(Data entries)
#####

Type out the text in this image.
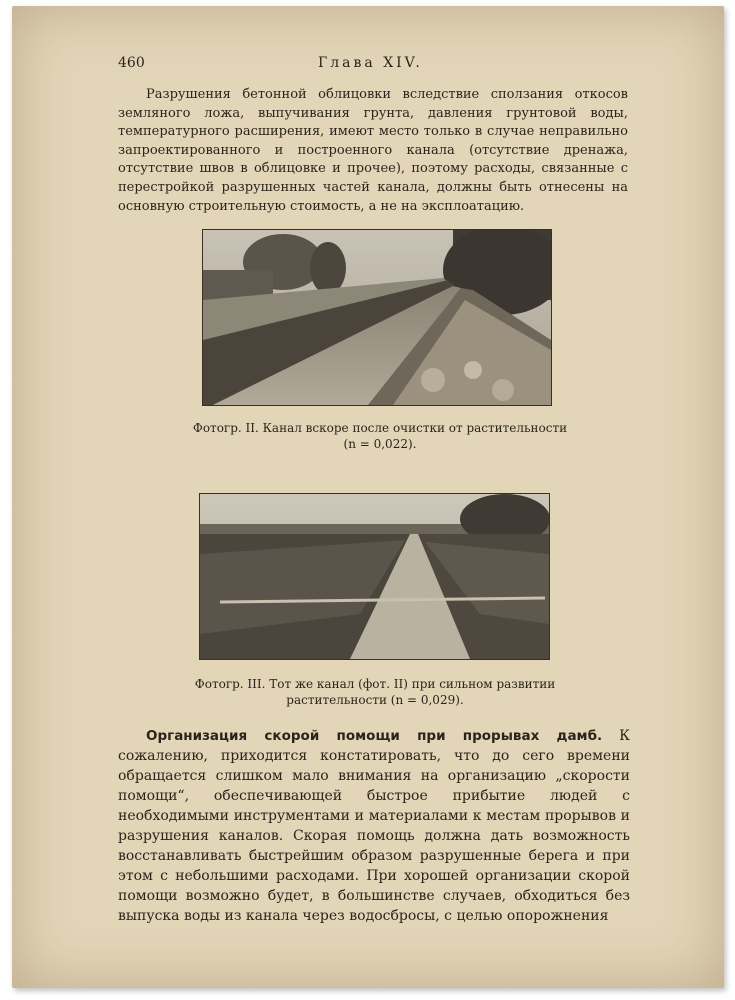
460	Глава XIV.

Разрушения бетонной облицовки вследствие сползания откосов земляного ложа, выпучивания грунта, давления грунтовой воды, температурного расширения, имеют место только в случае неправильно запроектированного и построенного канала (отсутствие дренажа, отсутствие швов в облицовке и прочее), поэтому расходы, связанные с перестройкой разрушенных частей канала, должны быть отнесены на основную строительную стоимость, а не на эксплоатацию.

Фотогр. II. Канал вскоре после очистки от растительности
(n = 0,022).
Фотогр. III. Тот же канал (фот. II) при сильном развитии
растительности (n = 0,029).

Организация скорой помощи при прорывах дамб. К сожалению, приходится констатировать, что до сего времени обращается слишком мало внимания на организацию „скорости помощи“, обеспечивающей быстрое прибытие людей с необходимыми инструментами и материалами к местам прорывов и разрушения каналов. Скорая помощь должна дать возможность восстанавливать быстрейшим образом разрушенные берега и при этом с небольшими расходами. При хорошей организации скорой помощи возможно будет, в большинстве случаев, обходиться без выпуска воды из канала через водосбросы, с целью опорожнения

#####

» **INSTRUCTIONS TO FOLLOW**
Check each line of the records for the string "растительности" and state how many lines contain it. Give only the number.

» **SOLUTION TO THE PROBLEM**
2